» **PROBLEM TO SOLVE**
Check each line of the entries below for the word "Bauch", and copy out the ones that have it.

** Opening SUPPLIED MATERIAL block **

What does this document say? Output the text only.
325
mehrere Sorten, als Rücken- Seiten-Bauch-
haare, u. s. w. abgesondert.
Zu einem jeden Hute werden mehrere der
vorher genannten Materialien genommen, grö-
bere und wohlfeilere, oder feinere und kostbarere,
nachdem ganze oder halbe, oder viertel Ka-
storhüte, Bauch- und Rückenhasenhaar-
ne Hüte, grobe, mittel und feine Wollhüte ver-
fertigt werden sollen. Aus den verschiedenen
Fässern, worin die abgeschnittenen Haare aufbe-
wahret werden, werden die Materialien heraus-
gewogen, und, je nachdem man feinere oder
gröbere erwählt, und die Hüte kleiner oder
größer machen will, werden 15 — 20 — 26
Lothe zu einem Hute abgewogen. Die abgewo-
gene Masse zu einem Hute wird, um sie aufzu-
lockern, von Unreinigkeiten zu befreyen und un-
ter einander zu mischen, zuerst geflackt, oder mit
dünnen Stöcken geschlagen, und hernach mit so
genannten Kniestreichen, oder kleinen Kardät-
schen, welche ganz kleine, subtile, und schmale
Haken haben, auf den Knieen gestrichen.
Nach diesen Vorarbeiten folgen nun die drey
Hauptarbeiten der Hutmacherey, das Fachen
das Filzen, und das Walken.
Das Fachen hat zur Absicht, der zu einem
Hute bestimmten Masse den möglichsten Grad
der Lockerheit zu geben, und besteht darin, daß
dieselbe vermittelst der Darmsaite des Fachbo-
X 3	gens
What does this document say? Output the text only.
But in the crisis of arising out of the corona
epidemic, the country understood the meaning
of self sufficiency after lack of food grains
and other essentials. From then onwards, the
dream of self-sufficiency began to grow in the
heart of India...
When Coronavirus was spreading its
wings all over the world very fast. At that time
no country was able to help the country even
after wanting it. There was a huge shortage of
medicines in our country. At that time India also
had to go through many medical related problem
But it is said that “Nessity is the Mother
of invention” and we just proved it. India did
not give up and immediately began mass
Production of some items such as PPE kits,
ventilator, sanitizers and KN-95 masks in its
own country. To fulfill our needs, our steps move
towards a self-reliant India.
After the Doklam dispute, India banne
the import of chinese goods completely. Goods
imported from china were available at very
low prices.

** Closing SUPPLIED MATERIAL block **

» **ANSWER TO THIS PROBLEM**
mehrere Sorten, als Rücken- Seiten-Bauch-
storhüte, Bauch- und Rückenhasenhaar-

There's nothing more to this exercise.